**Entries**:
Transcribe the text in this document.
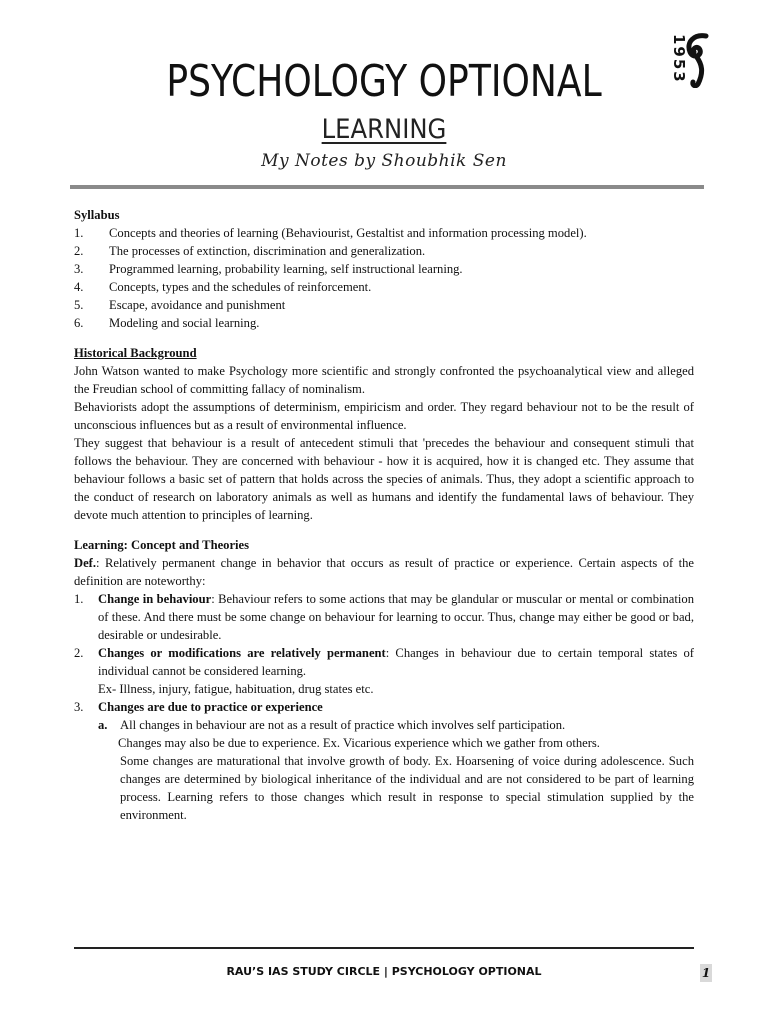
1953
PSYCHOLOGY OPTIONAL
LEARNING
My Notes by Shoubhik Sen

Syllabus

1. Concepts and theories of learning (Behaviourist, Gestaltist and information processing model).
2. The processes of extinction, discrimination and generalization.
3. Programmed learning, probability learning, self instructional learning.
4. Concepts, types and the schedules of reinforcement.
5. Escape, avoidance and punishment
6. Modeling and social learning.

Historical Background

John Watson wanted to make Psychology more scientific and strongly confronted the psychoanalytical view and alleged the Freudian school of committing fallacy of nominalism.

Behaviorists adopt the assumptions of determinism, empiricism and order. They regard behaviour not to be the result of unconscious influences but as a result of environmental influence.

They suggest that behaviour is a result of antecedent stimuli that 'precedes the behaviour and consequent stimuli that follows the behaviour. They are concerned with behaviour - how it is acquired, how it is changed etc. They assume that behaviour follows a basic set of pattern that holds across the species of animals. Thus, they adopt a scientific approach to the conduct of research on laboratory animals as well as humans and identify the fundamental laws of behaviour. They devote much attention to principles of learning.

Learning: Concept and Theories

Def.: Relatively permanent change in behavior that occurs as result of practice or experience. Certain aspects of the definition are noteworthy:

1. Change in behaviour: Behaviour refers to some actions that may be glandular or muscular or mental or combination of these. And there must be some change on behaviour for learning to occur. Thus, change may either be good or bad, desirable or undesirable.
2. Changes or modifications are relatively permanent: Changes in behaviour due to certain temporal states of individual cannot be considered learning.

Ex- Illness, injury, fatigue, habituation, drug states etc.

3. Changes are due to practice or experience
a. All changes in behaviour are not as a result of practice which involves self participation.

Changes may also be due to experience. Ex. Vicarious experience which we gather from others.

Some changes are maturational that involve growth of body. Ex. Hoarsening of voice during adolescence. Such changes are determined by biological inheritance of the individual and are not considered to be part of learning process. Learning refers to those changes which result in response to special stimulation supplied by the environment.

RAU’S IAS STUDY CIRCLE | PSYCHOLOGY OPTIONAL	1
==
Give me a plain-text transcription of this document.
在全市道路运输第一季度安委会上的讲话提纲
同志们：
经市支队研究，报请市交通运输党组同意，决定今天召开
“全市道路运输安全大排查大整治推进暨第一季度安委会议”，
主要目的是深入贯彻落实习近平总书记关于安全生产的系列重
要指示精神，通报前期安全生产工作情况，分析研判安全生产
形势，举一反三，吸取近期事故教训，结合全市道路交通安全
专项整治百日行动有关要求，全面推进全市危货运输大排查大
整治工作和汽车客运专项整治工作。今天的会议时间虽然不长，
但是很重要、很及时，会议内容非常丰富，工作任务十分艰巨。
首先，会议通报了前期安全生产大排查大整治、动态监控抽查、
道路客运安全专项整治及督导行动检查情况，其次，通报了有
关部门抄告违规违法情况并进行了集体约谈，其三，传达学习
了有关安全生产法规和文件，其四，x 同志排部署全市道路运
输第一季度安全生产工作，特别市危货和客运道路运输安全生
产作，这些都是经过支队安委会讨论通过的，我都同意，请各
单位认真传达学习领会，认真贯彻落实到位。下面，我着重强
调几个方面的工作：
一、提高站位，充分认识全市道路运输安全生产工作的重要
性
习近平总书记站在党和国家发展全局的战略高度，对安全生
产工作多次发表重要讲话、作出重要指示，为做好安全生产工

**Exercise aim**: Count up every line above that has the word "result" in it; answer with the number alone.

**Solution below**: 5